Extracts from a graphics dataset
-- BEGIN --
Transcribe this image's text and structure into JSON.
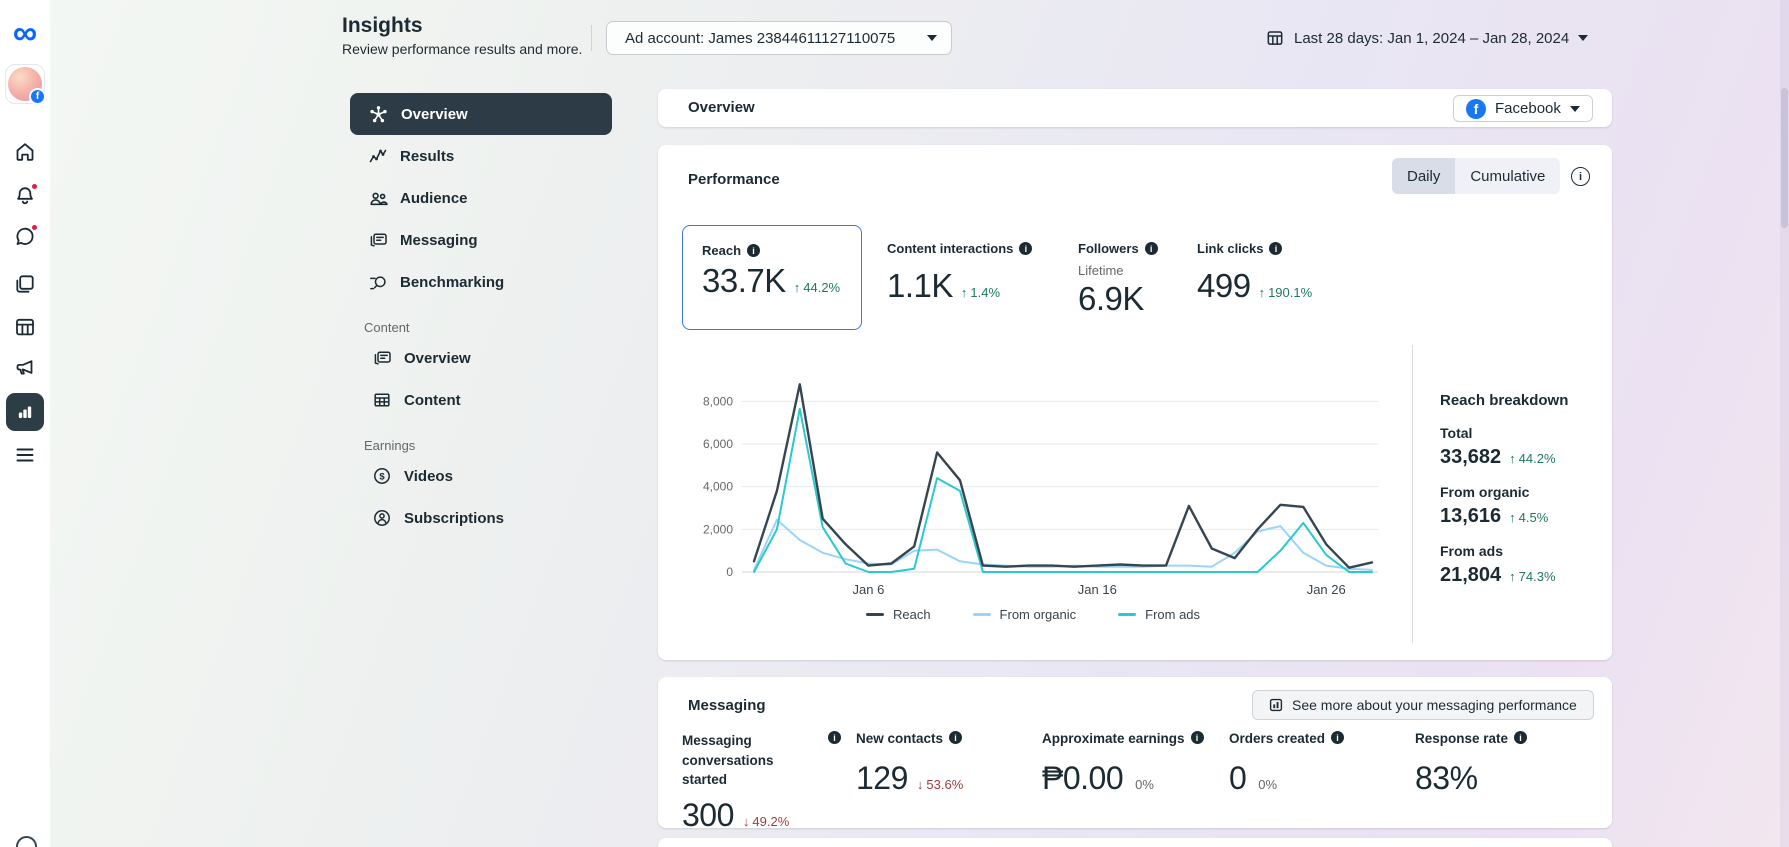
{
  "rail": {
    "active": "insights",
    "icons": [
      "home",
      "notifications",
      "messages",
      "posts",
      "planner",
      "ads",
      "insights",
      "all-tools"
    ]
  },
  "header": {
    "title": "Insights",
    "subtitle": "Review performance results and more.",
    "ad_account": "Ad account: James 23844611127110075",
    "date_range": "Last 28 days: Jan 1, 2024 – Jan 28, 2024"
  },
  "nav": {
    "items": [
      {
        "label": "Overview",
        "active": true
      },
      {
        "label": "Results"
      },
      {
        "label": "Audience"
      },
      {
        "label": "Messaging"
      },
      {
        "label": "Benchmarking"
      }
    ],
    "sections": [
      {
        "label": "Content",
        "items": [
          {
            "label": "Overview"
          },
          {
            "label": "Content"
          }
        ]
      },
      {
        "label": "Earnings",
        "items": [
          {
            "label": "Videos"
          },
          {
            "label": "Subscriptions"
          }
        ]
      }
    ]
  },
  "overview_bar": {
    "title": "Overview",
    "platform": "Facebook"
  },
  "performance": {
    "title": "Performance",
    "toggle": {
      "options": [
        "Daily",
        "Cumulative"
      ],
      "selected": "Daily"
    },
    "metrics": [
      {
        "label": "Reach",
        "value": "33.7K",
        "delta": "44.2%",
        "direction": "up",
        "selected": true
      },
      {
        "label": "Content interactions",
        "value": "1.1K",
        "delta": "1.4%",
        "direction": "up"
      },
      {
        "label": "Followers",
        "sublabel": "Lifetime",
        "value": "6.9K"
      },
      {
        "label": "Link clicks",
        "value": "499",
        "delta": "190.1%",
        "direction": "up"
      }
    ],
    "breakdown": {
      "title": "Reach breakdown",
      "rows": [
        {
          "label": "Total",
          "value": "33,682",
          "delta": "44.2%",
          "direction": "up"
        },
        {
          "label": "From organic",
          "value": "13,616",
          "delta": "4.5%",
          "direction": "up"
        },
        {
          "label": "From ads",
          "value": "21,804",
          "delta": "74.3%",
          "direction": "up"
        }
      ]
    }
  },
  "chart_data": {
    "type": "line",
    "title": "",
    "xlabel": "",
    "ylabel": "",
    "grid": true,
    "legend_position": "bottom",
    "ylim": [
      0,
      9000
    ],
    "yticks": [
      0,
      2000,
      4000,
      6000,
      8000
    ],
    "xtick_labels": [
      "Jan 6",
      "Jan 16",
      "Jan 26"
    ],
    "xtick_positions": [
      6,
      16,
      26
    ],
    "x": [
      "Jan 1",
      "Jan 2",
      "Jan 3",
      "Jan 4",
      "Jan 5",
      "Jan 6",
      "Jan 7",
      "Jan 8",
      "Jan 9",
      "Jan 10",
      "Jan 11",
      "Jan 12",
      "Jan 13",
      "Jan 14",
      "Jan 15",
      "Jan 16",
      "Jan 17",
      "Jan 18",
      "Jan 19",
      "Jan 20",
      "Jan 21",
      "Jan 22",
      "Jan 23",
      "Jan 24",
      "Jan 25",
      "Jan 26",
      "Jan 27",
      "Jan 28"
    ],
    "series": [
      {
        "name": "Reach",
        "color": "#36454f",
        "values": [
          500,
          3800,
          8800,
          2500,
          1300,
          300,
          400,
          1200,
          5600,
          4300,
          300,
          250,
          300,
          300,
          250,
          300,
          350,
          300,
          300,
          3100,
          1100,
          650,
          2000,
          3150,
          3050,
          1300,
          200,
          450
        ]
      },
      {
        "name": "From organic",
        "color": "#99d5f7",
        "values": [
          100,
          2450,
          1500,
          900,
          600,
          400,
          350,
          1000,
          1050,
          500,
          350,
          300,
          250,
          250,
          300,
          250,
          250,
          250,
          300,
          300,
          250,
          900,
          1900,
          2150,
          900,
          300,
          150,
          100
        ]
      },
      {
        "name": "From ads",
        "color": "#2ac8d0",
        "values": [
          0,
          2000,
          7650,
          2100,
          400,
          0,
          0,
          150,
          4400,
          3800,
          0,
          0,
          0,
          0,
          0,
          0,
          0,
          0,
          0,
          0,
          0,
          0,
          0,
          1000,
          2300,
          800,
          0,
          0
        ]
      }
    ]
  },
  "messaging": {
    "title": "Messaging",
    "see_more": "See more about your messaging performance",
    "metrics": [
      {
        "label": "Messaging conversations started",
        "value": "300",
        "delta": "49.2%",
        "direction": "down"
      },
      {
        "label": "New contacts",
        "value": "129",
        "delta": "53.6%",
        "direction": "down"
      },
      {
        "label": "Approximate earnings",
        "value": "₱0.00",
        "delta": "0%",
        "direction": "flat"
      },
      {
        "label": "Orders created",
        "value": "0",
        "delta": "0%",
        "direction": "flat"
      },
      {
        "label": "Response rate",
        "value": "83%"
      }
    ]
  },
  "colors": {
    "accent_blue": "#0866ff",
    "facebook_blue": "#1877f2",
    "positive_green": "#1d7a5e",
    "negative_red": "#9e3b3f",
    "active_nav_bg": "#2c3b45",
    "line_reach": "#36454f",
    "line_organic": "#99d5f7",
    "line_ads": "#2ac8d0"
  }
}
-- END --
Direction: Omit the pictures. Transcribe every record exactly.

Worked solution:
Transcribe this image's text and structure into JSON.
{
  "rail": {
    "active": "insights",
    "icons": [
      "home",
      "notifications",
      "messages",
      "posts",
      "planner",
      "ads",
      "insights",
      "all-tools"
    ]
  },
  "header": {
    "title": "Insights",
    "subtitle": "Review performance results and more.",
    "ad_account": "Ad account: James 23844611127110075",
    "date_range": "Last 28 days: Jan 1, 2024 – Jan 28, 2024"
  },
  "nav": {
    "items": [
      {
        "label": "Overview",
        "active": true
      },
      {
        "label": "Results"
      },
      {
        "label": "Audience"
      },
      {
        "label": "Messaging"
      },
      {
        "label": "Benchmarking"
      }
    ],
    "sections": [
      {
        "label": "Content",
        "items": [
          {
            "label": "Overview"
          },
          {
            "label": "Content"
          }
        ]
      },
      {
        "label": "Earnings",
        "items": [
          {
            "label": "Videos"
          },
          {
            "label": "Subscriptions"
          }
        ]
      }
    ]
  },
  "overview_bar": {
    "title": "Overview",
    "platform": "Facebook"
  },
  "performance": {
    "title": "Performance",
    "toggle": {
      "options": [
        "Daily",
        "Cumulative"
      ],
      "selected": "Daily"
    },
    "metrics": [
      {
        "label": "Reach",
        "value": "33.7K",
        "delta": "44.2%",
        "direction": "up",
        "selected": true
      },
      {
        "label": "Content interactions",
        "value": "1.1K",
        "delta": "1.4%",
        "direction": "up"
      },
      {
        "label": "Followers",
        "sublabel": "Lifetime",
        "value": "6.9K"
      },
      {
        "label": "Link clicks",
        "value": "499",
        "delta": "190.1%",
        "direction": "up"
      }
    ],
    "breakdown": {
      "title": "Reach breakdown",
      "rows": [
        {
          "label": "Total",
          "value": "33,682",
          "delta": "44.2%",
          "direction": "up"
        },
        {
          "label": "From organic",
          "value": "13,616",
          "delta": "4.5%",
          "direction": "up"
        },
        {
          "label": "From ads",
          "value": "21,804",
          "delta": "74.3%",
          "direction": "up"
        }
      ]
    }
  },
  "chart_data": {
    "type": "line",
    "title": "",
    "xlabel": "",
    "ylabel": "",
    "grid": true,
    "legend_position": "bottom",
    "ylim": [
      0,
      9000
    ],
    "yticks": [
      0,
      2000,
      4000,
      6000,
      8000
    ],
    "xtick_labels": [
      "Jan 6",
      "Jan 16",
      "Jan 26"
    ],
    "xtick_positions": [
      6,
      16,
      26
    ],
    "x": [
      "Jan 1",
      "Jan 2",
      "Jan 3",
      "Jan 4",
      "Jan 5",
      "Jan 6",
      "Jan 7",
      "Jan 8",
      "Jan 9",
      "Jan 10",
      "Jan 11",
      "Jan 12",
      "Jan 13",
      "Jan 14",
      "Jan 15",
      "Jan 16",
      "Jan 17",
      "Jan 18",
      "Jan 19",
      "Jan 20",
      "Jan 21",
      "Jan 22",
      "Jan 23",
      "Jan 24",
      "Jan 25",
      "Jan 26",
      "Jan 27",
      "Jan 28"
    ],
    "series": [
      {
        "name": "Reach",
        "color": "#36454f",
        "values": [
          500,
          3800,
          8800,
          2500,
          1300,
          300,
          400,
          1200,
          5600,
          4300,
          300,
          250,
          300,
          300,
          250,
          300,
          350,
          300,
          300,
          3100,
          1100,
          650,
          2000,
          3150,
          3050,
          1300,
          200,
          450
        ]
      },
      {
        "name": "From organic",
        "color": "#99d5f7",
        "values": [
          100,
          2450,
          1500,
          900,
          600,
          400,
          350,
          1000,
          1050,
          500,
          350,
          300,
          250,
          250,
          300,
          250,
          250,
          250,
          300,
          300,
          250,
          900,
          1900,
          2150,
          900,
          300,
          150,
          100
        ]
      },
      {
        "name": "From ads",
        "color": "#2ac8d0",
        "values": [
          0,
          2000,
          7650,
          2100,
          400,
          0,
          0,
          150,
          4400,
          3800,
          0,
          0,
          0,
          0,
          0,
          0,
          0,
          0,
          0,
          0,
          0,
          0,
          0,
          1000,
          2300,
          800,
          0,
          0
        ]
      }
    ]
  },
  "messaging": {
    "title": "Messaging",
    "see_more": "See more about your messaging performance",
    "metrics": [
      {
        "label": "Messaging conversations started",
        "value": "300",
        "delta": "49.2%",
        "direction": "down"
      },
      {
        "label": "New contacts",
        "value": "129",
        "delta": "53.6%",
        "direction": "down"
      },
      {
        "label": "Approximate earnings",
        "value": "₱0.00",
        "delta": "0%",
        "direction": "flat"
      },
      {
        "label": "Orders created",
        "value": "0",
        "delta": "0%",
        "direction": "flat"
      },
      {
        "label": "Response rate",
        "value": "83%"
      }
    ]
  },
  "colors": {
    "accent_blue": "#0866ff",
    "facebook_blue": "#1877f2",
    "positive_green": "#1d7a5e",
    "negative_red": "#9e3b3f",
    "active_nav_bg": "#2c3b45",
    "line_reach": "#36454f",
    "line_organic": "#99d5f7",
    "line_ads": "#2ac8d0"
  }
}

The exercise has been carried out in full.